See Chassidah’s letter to the court of December 24, 2013, entitled, “Everyone in Germany can choose their own religion and live it out? (Not me!)”
In that remarkable letter, Chassidah tells of her surprise of learning that a “right” existed in Germany: everyone can choose their own religion and live it out. This was in her Ethics class at school. She was surprised because she can’t live out her religion: honor her parents, keep the Sabbath, observe Passover…live a normal life. She can’t live out her religion because her religion seems to be outlawed.
As the following documents tell us, those whose belief in the Bible includes living it out do not, after all, have that right. It seems as though the Ethics course should be rewritten! And the Constitution (Basic Law) too?
These are literal extracts from decisions of the district court of Nördlingen as to why the withdrawal of custody from her parents remains in effect (translation below):
Childen’s Lives under Consideration
Even if the Court is not unaware that the children were or are severely impacted and traumatized by the withdrawal and hereby also the human dignity of the child and his parents is concerned,
“[it] must be emphasized that in case of resetting them into their family environment may be massive violation of their human dignity. Thus, the removal of the children is also necessary to protect their human dignity.”

[Records excerpted from a collection]
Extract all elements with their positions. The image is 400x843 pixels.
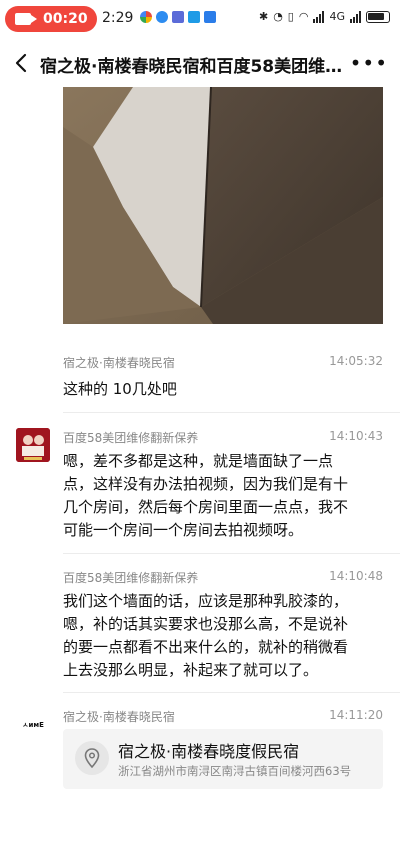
record-time: 00:20 <box>43 11 88 27</box>
location-name: 宿之极·南楼春晓度假民宿 <box>118 742 300 761</box>
location-card[interactable]: 宿之极·南楼春晓度假民宿 浙江省湖州市南浔区南浔古镇百间楼河西63号 <box>63 729 383 789</box>
app-notification-icon <box>204 11 216 23</box>
notification-icons <box>140 11 216 23</box>
system-icons: ✱ ◔ ▯ ◠ 4G <box>259 10 390 23</box>
message-line: 上去没那么明显，补起来了就可以了。 <box>63 661 319 679</box>
message-line: 我们这个墙面的话，应该是那种乳胶漆的， <box>63 592 349 610</box>
bluetooth-icon: ✱ <box>258 10 269 23</box>
message-time: 14:10:48 <box>329 569 383 583</box>
message-line: 点，这样没有办法拍视频，因为我们是有十 <box>63 475 349 493</box>
status-bar: 00:20 2:29 ✱ ◔ ▯ ◠ 4G <box>0 0 400 36</box>
message-time: 14:05:32 <box>329 354 383 368</box>
shared-photo[interactable] <box>63 87 383 324</box>
video-camera-icon <box>15 13 37 25</box>
vibrate-icon: ▯ <box>287 10 294 23</box>
app-notification-icon <box>172 11 184 23</box>
avatar[interactable]: ㅅᴎᴍE <box>16 712 50 738</box>
app-notification-icon <box>188 11 200 23</box>
message-line: 可能一个房间一个房间去拍视频呀。 <box>63 521 304 539</box>
message-line: 嗯，补的话其实要求也没那么高，不是说补 <box>63 615 349 633</box>
message-text: 这种的 10几处吧 <box>63 380 177 398</box>
screen-record-pill[interactable]: 00:20 <box>5 6 97 32</box>
avatar-image <box>16 428 50 462</box>
message-line: 嗯，差不多都是这种，就是墙面缺了一点 <box>63 452 334 470</box>
more-dots-icon[interactable]: ••• <box>350 53 388 73</box>
clock: 2:29 <box>102 10 134 26</box>
message-text: 嗯，差不多都是这种，就是墙面缺了一点 点，这样没有办法拍视频，因为我们是有十 几… <box>63 450 383 542</box>
message-item[interactable]: 百度58美团维修翻新保养 14:10:43 嗯，差不多都是这种，就是墙面缺了一点… <box>63 429 383 541</box>
chat-title: 宿之极·南楼春晓民宿和百度58美团维修… <box>40 57 358 77</box>
avatar-logo: ㅅᴎᴍE <box>22 721 44 729</box>
location-pin-icon <box>75 741 109 775</box>
message-item[interactable]: 宿之极·南楼春晓民宿 14:11:20 <box>63 708 383 728</box>
message-text: 我们这个墙面的话，应该是那种乳胶漆的， 嗯，补的话其实要求也没那么高，不是说补 … <box>63 590 383 682</box>
divider <box>63 412 400 413</box>
message-item[interactable]: 宿之极·南楼春晓民宿 14:05:32 这种的 10几处吧 <box>63 354 383 404</box>
message-line: 几个房间，然后每个房间里面一点点，我不 <box>63 498 349 516</box>
divider <box>63 553 400 554</box>
message-line: 的要一点都看不出来什么的，就补的稍微看 <box>63 638 349 656</box>
battery-icon <box>366 10 390 23</box>
signal-icon <box>313 10 325 23</box>
network-type: 4G <box>329 10 345 23</box>
signal-icon <box>350 10 361 23</box>
wifi-icon: ◠ <box>298 10 309 23</box>
location-address: 浙江省湖州市南浔区南浔古镇百间楼河西63号 <box>118 764 352 778</box>
chat-header: 宿之极·南楼春晓民宿和百度58美团维修… ••• <box>0 40 400 86</box>
app-notification-icon <box>140 11 152 23</box>
chevron-left-icon[interactable] <box>12 52 32 74</box>
message-time: 14:11:20 <box>329 708 383 722</box>
divider <box>63 692 400 693</box>
wall-corner-photo <box>63 87 383 324</box>
message-item[interactable]: 百度58美团维修翻新保养 14:10:48 我们这个墙面的话，应该是那种乳胶漆的… <box>63 569 383 681</box>
alarm-icon: ◔ <box>273 10 283 23</box>
message-time: 14:10:43 <box>329 429 383 443</box>
avatar[interactable] <box>16 428 50 462</box>
app-notification-icon <box>156 11 168 23</box>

__SHORT EXERCISE A__. Decide whether each statement agrees with the passage about Chassidah's letter: (i) Chassidah learned of the right in her Ethics class at school. (ii) The extracts come from decisions of a court in Munich. (iii) The court holds that the children were not affected by the withdrawal. Answer yes or no for each, quoting the words of the passage that decide it.
__SHORT EXERCISE B__. In the passage about Chassidah's letter, what title did she give her letter to the court?
__SHORT EXERCISE C__. Pick up the passage about Chassidah's letter after its final sentence and continue it.
The rows have no connection to the passage about Chassidah's letter.

__RESPONSE A__.
(i) Yes: "This was in her Ethics class at school."
(ii) No: "decisions of the district court of Nördlingen"
(iii) No: "the children were or are severely impacted and traumatized by the withdrawal"

__RESPONSE B__. "Everyone in Germany can choose their own religion and live it out? (Not me!)"

__RESPONSE C__.
As long as the parents do not explicitly and with evidence desist of these methods of education, which even though surely found in the Bible (at least in the literal sense),
“but no longer are literally implemented, the repeal of the decision at least in the preliminary procedure can not be considered.”
Is there no recognition of the good fruit of our children’s lives, of their way of education?
Can no one see the obvious?
So it has come to this: the Bible is virtually outlawed in Germany.
As an American commander said in Vietnam:
“We had to destroy [the village of] Ben Tre in order to save it.” This is in no way a comment about the difficulties soldiers faced in battle.
This is about a judge, in the privacy of his or her own heart, ruling that the known impact of severe trauma and loss of human dignity by both children and parents inflicted by the court is less of a “danger” than possible trauma at home.
Perhaps if the court took a look at the children and considered the tender things coming out of their hearts, their convictions, and their love for their parents, the scale of justice would tip the other way. Or maybe it wouldn’t…
Sometimes it seems it is necessary to destroy families in order to save them.”
Read Helez’ letter, “The Jugendamt destroys happy families.”
Read about the Markeli family.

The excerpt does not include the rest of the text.